[Dataset entries]
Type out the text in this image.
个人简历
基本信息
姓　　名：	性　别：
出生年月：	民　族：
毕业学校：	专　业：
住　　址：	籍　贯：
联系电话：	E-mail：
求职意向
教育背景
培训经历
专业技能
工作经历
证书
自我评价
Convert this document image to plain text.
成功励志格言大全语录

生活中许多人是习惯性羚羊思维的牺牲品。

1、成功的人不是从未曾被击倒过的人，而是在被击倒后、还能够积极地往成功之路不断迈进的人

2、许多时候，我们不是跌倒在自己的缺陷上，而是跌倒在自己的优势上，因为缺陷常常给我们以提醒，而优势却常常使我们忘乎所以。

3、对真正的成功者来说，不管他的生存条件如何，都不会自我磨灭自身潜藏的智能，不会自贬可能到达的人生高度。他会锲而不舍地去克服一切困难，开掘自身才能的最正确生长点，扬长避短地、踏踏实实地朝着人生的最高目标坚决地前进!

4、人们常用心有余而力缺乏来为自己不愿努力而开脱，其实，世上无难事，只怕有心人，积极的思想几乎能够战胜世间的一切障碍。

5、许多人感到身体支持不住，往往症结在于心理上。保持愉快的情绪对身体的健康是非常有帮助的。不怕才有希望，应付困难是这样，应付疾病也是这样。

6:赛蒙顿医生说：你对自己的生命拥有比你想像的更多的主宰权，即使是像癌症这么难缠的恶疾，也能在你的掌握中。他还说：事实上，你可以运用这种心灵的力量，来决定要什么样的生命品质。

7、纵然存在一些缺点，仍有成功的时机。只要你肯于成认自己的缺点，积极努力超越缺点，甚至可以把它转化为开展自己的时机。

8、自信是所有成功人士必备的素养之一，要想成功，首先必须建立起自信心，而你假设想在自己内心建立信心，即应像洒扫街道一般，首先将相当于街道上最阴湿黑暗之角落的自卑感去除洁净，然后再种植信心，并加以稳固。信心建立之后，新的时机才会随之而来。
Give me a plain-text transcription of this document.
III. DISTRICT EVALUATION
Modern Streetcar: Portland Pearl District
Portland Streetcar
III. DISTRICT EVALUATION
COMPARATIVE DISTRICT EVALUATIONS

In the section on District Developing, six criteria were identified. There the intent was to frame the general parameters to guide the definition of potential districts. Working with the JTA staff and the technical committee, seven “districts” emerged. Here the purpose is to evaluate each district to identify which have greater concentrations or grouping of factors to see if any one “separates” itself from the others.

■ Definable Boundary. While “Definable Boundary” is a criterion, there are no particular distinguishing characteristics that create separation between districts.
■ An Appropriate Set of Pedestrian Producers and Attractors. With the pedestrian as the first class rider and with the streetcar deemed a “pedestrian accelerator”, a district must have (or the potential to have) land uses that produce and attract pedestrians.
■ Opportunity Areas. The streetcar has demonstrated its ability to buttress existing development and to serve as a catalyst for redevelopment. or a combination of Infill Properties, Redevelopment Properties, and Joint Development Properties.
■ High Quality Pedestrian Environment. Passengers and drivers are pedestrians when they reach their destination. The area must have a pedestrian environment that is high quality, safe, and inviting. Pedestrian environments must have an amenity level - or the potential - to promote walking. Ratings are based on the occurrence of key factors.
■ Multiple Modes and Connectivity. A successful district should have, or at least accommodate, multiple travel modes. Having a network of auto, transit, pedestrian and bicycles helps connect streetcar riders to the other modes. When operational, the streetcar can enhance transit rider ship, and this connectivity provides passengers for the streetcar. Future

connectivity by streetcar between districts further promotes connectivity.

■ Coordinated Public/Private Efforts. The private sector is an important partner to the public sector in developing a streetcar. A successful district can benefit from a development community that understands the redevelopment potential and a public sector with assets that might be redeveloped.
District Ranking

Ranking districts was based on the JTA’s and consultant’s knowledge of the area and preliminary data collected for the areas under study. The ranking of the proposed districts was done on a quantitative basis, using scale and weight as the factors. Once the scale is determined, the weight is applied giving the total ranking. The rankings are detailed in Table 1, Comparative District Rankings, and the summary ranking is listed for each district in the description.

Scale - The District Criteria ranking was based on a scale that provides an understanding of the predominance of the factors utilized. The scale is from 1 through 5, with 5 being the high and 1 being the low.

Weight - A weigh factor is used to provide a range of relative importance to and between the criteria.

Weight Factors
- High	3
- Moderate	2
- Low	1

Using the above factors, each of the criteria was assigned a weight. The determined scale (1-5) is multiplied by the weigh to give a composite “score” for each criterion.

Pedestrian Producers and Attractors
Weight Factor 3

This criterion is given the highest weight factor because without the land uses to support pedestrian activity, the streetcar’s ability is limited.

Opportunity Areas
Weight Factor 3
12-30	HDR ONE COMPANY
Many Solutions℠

> **Task goal**
Identify and list each line with the word "text".

> **Right answer**
Type out the text in this image.
Convert this document image to plain text.
Give me a plain-text transcription of this document.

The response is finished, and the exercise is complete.